▶ Directions for this task: Look through the data below. Collect every line where the word "مرقاة" occurs.

Dataset entries:
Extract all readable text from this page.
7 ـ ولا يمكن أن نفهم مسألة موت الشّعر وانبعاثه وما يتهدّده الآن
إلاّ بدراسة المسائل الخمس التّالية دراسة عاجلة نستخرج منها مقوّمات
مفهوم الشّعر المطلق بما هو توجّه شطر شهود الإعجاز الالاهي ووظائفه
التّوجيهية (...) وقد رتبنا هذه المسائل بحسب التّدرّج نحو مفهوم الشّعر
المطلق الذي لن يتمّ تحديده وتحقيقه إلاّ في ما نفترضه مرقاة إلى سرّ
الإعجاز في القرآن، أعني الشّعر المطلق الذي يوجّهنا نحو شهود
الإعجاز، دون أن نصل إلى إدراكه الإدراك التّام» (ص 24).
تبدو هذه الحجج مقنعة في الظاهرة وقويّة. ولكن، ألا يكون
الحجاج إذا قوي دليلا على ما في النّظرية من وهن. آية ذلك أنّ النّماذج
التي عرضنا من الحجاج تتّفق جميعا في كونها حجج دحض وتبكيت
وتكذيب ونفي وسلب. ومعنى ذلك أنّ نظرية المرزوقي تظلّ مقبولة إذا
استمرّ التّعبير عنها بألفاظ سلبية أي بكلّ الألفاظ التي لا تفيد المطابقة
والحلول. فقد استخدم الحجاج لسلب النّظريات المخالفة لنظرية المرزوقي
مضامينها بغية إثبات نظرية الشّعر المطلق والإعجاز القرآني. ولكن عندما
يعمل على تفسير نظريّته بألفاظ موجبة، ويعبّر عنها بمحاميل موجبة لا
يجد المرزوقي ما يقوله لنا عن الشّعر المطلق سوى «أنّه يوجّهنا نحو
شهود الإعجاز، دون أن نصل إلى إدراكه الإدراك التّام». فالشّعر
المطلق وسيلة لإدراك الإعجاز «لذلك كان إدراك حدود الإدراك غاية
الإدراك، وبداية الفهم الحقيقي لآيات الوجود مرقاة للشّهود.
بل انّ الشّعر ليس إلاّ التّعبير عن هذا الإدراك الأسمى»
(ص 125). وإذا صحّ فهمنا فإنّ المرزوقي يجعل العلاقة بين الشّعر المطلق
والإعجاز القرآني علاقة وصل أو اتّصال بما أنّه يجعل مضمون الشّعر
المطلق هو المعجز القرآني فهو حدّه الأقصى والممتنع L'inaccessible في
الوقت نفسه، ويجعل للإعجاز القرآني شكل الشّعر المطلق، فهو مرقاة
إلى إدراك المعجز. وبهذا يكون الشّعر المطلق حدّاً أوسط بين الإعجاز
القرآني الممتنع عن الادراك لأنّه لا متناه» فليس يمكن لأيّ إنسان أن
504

▶ Output:
المطلق الذي لن يتمّ تحديده وتحقيقه إلاّ في ما نفترضه مرقاة إلى سرّ
الإدراك، وبداية الفهم الحقيقي لآيات الوجود مرقاة للشّهود.
الوقت نفسه، ويجعل للإعجاز القرآني شكل الشّعر المطلق، فهو مرقاة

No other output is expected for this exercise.